**Exercise aim:** Return the listing below in full, with every line exactly as it is.

— START The records —

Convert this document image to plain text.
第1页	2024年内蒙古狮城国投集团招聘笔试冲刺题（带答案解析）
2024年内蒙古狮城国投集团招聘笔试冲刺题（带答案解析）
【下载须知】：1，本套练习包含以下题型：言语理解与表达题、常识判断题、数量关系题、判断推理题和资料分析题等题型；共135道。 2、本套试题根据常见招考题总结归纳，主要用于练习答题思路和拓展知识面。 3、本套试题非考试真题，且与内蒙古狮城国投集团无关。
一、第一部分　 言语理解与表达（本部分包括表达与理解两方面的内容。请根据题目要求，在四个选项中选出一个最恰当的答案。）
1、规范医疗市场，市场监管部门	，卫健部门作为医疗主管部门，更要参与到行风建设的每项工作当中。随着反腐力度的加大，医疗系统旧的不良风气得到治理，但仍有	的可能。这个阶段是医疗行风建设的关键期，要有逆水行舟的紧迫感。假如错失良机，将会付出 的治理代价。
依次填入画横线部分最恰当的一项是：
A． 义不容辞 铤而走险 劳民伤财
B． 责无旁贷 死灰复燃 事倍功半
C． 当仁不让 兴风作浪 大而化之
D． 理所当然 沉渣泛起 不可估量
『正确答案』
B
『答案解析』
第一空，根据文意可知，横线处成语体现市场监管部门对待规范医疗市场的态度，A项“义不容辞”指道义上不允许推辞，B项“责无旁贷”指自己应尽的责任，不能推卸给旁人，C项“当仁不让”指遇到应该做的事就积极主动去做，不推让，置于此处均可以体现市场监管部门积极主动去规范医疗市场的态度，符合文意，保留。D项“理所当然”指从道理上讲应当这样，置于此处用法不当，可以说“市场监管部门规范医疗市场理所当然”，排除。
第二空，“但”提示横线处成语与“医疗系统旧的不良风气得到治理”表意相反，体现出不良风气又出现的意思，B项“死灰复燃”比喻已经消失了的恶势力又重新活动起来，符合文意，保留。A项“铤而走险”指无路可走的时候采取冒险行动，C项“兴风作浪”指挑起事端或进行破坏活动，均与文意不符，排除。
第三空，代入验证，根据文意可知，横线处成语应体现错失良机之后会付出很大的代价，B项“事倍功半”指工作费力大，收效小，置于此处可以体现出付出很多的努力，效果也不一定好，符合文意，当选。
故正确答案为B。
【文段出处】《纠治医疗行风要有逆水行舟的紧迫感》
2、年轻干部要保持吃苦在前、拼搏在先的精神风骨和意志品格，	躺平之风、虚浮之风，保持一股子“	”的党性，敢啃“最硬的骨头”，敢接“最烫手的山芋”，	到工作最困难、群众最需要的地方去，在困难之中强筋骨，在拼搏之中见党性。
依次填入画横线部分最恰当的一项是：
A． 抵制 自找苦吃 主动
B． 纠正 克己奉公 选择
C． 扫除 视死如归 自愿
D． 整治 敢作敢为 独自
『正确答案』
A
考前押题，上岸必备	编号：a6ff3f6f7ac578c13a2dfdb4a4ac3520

— END The records —

**Exercise response:**
Convert this document image to plain text.
第1页	2024年内蒙古狮城国投集团招聘笔试冲刺题（带答案解析）
2024年内蒙古狮城国投集团招聘笔试冲刺题（带答案解析）
【下载须知】：1，本套练习包含以下题型：言语理解与表达题、常识判断题、数量关系题、判断推理题和资料分析题等题型；共135道。 2、本套试题根据常见招考题总结归纳，主要用于练习答题思路和拓展知识面。 3、本套试题非考试真题，且与内蒙古狮城国投集团无关。
一、第一部分　 言语理解与表达（本部分包括表达与理解两方面的内容。请根据题目要求，在四个选项中选出一个最恰当的答案。）
1、规范医疗市场，市场监管部门	，卫健部门作为医疗主管部门，更要参与到行风建设的每项工作当中。随着反腐力度的加大，医疗系统旧的不良风气得到治理，但仍有	的可能。这个阶段是医疗行风建设的关键期，要有逆水行舟的紧迫感。假如错失良机，将会付出 的治理代价。
依次填入画横线部分最恰当的一项是：
A． 义不容辞 铤而走险 劳民伤财
B． 责无旁贷 死灰复燃 事倍功半
C． 当仁不让 兴风作浪 大而化之
D． 理所当然 沉渣泛起 不可估量
『正确答案』
B
『答案解析』
第一空，根据文意可知，横线处成语体现市场监管部门对待规范医疗市场的态度，A项“义不容辞”指道义上不允许推辞，B项“责无旁贷”指自己应尽的责任，不能推卸给旁人，C项“当仁不让”指遇到应该做的事就积极主动去做，不推让，置于此处均可以体现市场监管部门积极主动去规范医疗市场的态度，符合文意，保留。D项“理所当然”指从道理上讲应当这样，置于此处用法不当，可以说“市场监管部门规范医疗市场理所当然”，排除。
第二空，“但”提示横线处成语与“医疗系统旧的不良风气得到治理”表意相反，体现出不良风气又出现的意思，B项“死灰复燃”比喻已经消失了的恶势力又重新活动起来，符合文意，保留。A项“铤而走险”指无路可走的时候采取冒险行动，C项“兴风作浪”指挑起事端或进行破坏活动，均与文意不符，排除。
第三空，代入验证，根据文意可知，横线处成语应体现错失良机之后会付出很大的代价，B项“事倍功半”指工作费力大，收效小，置于此处可以体现出付出很多的努力，效果也不一定好，符合文意，当选。
故正确答案为B。
【文段出处】《纠治医疗行风要有逆水行舟的紧迫感》
2、年轻干部要保持吃苦在前、拼搏在先的精神风骨和意志品格，	躺平之风、虚浮之风，保持一股子“	”的党性，敢啃“最硬的骨头”，敢接“最烫手的山芋”，	到工作最困难、群众最需要的地方去，在困难之中强筋骨，在拼搏之中见党性。
依次填入画横线部分最恰当的一项是：
A． 抵制 自找苦吃 主动
B． 纠正 克己奉公 选择
C． 扫除 视死如归 自愿
D． 整治 敢作敢为 独自
『正确答案』
A
考前押题，上岸必备	编号：a6ff3f6f7ac578c13a2dfdb4a4ac3520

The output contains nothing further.